### WRITTEN PROBLEM
From the entries provided below, copy each line that contains the word "group".

### THE DATA
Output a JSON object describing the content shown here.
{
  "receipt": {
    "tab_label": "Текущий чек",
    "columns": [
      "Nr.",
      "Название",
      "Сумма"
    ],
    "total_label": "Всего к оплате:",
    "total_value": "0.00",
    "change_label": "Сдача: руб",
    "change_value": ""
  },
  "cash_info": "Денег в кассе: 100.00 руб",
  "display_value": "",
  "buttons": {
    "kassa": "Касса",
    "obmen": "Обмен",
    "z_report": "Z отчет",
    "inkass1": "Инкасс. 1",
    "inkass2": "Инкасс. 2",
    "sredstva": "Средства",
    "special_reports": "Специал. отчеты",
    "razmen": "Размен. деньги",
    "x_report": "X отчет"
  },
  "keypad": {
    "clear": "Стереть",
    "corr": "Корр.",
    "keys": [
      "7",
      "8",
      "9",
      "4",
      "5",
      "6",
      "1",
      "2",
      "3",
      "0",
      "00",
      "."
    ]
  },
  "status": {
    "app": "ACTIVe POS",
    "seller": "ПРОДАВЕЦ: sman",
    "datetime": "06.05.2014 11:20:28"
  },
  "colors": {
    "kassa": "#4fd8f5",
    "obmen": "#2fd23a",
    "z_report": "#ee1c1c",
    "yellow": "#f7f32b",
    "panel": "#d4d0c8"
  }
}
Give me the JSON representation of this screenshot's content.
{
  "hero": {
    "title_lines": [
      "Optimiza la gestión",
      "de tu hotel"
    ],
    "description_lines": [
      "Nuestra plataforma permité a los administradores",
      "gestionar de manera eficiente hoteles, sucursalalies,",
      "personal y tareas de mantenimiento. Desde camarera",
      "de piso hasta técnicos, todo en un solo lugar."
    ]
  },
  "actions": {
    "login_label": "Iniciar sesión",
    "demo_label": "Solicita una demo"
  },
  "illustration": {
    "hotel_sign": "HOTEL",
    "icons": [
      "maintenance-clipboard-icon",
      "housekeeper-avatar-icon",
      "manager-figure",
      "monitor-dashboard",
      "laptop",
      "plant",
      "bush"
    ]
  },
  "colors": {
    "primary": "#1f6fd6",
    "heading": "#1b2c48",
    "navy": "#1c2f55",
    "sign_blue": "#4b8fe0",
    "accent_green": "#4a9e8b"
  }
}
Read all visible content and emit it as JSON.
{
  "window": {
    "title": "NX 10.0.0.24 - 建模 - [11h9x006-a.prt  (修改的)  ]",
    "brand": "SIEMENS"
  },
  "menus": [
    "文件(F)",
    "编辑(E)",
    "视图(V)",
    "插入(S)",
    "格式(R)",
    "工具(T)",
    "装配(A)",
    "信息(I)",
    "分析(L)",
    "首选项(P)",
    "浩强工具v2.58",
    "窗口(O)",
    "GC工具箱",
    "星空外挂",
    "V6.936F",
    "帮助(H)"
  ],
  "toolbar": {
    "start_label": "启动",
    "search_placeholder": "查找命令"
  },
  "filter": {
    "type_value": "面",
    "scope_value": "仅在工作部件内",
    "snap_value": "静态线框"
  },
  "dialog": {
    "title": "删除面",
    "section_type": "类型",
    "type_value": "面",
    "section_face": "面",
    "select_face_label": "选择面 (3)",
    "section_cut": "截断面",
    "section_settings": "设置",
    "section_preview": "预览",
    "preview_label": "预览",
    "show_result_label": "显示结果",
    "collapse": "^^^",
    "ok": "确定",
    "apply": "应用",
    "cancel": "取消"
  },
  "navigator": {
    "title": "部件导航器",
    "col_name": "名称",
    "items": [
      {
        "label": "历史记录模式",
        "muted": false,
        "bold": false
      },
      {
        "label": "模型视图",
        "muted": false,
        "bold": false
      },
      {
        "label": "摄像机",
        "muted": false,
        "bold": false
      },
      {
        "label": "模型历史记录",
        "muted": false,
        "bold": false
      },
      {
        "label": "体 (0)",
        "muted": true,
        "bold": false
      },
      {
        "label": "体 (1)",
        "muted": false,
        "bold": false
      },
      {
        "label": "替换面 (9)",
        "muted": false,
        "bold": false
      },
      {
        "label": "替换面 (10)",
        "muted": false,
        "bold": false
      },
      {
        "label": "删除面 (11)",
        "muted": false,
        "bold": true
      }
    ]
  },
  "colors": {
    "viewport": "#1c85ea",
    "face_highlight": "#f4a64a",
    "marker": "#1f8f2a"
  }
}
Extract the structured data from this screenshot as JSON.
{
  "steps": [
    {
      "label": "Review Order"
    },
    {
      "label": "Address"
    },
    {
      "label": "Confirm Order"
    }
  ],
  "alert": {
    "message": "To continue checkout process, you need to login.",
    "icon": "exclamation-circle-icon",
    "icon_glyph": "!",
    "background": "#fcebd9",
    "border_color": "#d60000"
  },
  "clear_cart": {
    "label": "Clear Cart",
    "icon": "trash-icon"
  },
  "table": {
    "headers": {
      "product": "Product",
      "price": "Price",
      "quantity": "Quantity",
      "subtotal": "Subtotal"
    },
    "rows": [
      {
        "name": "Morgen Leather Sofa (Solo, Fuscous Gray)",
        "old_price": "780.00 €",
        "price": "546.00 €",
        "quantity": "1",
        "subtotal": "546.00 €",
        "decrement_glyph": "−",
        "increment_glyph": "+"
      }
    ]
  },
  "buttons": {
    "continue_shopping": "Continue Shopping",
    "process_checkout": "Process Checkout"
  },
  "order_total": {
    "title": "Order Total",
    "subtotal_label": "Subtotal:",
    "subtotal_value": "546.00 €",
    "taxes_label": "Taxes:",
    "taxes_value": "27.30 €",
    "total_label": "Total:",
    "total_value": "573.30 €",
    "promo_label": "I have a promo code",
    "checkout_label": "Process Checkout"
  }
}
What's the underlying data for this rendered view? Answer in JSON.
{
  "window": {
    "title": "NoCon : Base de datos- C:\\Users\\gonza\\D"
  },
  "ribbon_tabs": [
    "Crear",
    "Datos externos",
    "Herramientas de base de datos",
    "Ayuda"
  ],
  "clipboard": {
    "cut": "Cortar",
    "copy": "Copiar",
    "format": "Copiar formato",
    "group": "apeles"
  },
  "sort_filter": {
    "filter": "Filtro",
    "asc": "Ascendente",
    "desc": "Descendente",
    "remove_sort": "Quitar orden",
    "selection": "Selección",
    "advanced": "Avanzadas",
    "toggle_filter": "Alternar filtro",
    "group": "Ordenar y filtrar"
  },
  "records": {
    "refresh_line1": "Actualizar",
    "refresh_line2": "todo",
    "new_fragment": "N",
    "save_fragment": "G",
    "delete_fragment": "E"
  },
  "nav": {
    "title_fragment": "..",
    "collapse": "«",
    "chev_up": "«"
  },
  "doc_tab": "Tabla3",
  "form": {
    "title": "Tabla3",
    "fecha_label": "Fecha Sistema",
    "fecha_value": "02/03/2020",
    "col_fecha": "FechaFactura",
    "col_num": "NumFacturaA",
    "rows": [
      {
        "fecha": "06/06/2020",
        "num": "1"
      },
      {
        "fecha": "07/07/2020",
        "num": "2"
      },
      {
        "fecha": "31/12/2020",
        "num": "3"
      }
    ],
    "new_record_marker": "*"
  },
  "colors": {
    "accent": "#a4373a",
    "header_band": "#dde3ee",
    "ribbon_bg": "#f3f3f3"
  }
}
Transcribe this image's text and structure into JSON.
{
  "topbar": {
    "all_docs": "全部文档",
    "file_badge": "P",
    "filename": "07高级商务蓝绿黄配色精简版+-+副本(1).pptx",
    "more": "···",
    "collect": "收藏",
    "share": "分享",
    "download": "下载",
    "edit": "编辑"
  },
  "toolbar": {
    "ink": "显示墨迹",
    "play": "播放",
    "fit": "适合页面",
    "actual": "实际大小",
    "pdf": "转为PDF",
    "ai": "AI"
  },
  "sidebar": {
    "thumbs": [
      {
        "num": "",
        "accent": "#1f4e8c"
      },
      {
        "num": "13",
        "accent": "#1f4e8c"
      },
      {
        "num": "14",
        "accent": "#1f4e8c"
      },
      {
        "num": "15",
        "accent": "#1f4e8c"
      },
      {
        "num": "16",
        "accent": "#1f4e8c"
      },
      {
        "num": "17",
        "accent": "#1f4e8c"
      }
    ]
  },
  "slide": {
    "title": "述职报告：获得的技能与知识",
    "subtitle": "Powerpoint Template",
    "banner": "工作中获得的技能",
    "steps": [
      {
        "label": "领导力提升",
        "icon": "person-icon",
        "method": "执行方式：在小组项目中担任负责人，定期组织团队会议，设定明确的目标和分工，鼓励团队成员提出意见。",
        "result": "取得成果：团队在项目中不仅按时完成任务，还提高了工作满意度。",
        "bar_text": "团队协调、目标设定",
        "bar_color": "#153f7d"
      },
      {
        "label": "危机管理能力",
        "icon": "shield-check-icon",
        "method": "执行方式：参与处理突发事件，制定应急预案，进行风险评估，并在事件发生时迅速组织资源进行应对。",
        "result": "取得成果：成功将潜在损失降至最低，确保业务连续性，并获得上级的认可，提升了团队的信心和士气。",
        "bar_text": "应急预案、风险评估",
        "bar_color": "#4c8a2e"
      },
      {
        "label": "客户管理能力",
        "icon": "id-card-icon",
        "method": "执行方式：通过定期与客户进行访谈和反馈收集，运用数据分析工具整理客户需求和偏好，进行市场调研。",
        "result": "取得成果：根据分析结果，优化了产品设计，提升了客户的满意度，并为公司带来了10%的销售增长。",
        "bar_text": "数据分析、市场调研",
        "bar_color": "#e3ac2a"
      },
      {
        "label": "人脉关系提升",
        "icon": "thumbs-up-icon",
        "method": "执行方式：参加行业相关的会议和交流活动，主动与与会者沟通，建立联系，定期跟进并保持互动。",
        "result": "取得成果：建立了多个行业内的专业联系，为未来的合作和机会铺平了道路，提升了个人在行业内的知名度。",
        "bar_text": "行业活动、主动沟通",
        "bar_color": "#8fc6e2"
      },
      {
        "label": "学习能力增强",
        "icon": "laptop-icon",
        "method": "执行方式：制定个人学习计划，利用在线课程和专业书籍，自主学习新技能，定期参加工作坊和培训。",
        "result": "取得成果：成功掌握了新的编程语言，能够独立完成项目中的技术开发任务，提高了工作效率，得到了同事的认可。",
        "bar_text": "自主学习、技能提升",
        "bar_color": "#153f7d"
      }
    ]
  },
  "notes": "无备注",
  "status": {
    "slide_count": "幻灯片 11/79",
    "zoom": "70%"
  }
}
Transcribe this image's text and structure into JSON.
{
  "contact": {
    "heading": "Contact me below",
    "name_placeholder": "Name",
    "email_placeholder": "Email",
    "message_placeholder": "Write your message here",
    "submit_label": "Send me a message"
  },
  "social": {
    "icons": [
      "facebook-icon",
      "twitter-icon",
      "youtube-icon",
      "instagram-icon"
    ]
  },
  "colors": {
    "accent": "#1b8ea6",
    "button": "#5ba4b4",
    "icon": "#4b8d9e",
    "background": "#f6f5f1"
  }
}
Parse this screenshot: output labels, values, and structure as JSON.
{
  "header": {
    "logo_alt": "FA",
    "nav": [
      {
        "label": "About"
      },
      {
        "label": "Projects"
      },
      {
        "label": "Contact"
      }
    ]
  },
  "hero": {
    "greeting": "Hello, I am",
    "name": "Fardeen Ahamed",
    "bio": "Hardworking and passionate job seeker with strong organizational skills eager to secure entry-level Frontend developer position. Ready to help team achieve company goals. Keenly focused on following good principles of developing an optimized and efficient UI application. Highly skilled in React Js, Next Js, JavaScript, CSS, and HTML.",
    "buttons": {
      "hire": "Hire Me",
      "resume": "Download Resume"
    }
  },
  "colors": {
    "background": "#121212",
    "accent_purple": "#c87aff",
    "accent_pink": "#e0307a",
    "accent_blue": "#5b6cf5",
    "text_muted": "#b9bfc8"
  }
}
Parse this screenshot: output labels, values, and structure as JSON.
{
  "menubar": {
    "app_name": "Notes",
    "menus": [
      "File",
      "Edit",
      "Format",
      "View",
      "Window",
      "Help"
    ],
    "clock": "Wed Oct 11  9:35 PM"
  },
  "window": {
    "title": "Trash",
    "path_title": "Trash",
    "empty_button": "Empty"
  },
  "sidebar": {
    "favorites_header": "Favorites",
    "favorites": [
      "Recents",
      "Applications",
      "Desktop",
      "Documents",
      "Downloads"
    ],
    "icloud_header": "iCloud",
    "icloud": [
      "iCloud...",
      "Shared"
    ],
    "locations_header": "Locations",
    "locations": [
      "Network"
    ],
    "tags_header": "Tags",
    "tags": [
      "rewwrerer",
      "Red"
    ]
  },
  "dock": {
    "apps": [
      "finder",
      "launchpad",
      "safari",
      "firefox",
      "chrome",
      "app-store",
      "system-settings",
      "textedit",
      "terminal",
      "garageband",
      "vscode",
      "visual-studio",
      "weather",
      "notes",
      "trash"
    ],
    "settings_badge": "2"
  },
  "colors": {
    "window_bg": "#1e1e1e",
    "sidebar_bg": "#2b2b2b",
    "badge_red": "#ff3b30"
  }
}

### REPLY TO THE TASK
    "group": "apeles"
    "group": "Ordenar y filtrar"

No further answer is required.